>>
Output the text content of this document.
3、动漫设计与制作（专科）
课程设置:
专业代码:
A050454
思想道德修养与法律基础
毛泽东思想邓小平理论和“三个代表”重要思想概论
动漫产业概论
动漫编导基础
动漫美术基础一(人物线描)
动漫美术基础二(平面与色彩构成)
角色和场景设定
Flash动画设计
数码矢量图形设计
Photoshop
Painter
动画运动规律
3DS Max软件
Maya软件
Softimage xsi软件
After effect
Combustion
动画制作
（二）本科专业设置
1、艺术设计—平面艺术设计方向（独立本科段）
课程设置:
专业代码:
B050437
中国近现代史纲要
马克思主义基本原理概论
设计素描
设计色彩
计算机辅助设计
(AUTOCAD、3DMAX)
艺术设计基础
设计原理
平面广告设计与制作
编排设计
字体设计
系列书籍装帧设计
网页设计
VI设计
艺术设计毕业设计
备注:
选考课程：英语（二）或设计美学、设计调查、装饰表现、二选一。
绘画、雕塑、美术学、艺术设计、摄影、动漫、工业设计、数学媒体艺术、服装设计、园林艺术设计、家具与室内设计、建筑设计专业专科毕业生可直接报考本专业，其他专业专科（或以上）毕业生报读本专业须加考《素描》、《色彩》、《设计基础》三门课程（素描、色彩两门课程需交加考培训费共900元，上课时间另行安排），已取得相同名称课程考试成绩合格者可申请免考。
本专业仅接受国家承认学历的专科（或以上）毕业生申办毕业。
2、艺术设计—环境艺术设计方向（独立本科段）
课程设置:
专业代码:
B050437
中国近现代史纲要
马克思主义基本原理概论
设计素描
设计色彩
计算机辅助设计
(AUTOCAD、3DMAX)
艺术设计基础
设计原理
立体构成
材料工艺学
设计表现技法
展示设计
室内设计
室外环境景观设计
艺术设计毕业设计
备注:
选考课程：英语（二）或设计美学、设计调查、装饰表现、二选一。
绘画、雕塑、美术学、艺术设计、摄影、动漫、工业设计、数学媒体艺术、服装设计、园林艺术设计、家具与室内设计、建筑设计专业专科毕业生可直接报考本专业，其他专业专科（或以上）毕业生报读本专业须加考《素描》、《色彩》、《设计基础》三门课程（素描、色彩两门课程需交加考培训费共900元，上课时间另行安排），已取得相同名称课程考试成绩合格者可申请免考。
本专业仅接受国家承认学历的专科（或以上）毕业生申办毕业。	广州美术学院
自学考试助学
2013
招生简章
<<
JOB
Copy out the whole listing, exactly as written.

FULL ANSWER
Output the text content of this document.
3、动漫设计与制作（专科）
课程设置:
专业代码:
A050454
思想道德修养与法律基础
毛泽东思想邓小平理论和“三个代表”重要思想概论
动漫产业概论
动漫编导基础
动漫美术基础一(人物线描)
动漫美术基础二(平面与色彩构成)
角色和场景设定
Flash动画设计
数码矢量图形设计
Photoshop
Painter
动画运动规律
3DS Max软件
Maya软件
Softimage xsi软件
After effect
Combustion
动画制作
（二）本科专业设置
1、艺术设计—平面艺术设计方向（独立本科段）
课程设置:
专业代码:
B050437
中国近现代史纲要
马克思主义基本原理概论
设计素描
设计色彩
计算机辅助设计
(AUTOCAD、3DMAX)
艺术设计基础
设计原理
平面广告设计与制作
编排设计
字体设计
系列书籍装帧设计
网页设计
VI设计
艺术设计毕业设计
备注:
选考课程：英语（二）或设计美学、设计调查、装饰表现、二选一。
绘画、雕塑、美术学、艺术设计、摄影、动漫、工业设计、数学媒体艺术、服装设计、园林艺术设计、家具与室内设计、建筑设计专业专科毕业生可直接报考本专业，其他专业专科（或以上）毕业生报读本专业须加考《素描》、《色彩》、《设计基础》三门课程（素描、色彩两门课程需交加考培训费共900元，上课时间另行安排），已取得相同名称课程考试成绩合格者可申请免考。
本专业仅接受国家承认学历的专科（或以上）毕业生申办毕业。
2、艺术设计—环境艺术设计方向（独立本科段）
课程设置:
专业代码:
B050437
中国近现代史纲要
马克思主义基本原理概论
设计素描
设计色彩
计算机辅助设计
(AUTOCAD、3DMAX)
艺术设计基础
设计原理
立体构成
材料工艺学
设计表现技法
展示设计
室内设计
室外环境景观设计
艺术设计毕业设计
备注:
选考课程：英语（二）或设计美学、设计调查、装饰表现、二选一。
绘画、雕塑、美术学、艺术设计、摄影、动漫、工业设计、数学媒体艺术、服装设计、园林艺术设计、家具与室内设计、建筑设计专业专科毕业生可直接报考本专业，其他专业专科（或以上）毕业生报读本专业须加考《素描》、《色彩》、《设计基础》三门课程（素描、色彩两门课程需交加考培训费共900元，上课时间另行安排），已取得相同名称课程考试成绩合格者可申请免考。
本专业仅接受国家承认学历的专科（或以上）毕业生申办毕业。	广州美术学院
自学考试助学
2013
招生简章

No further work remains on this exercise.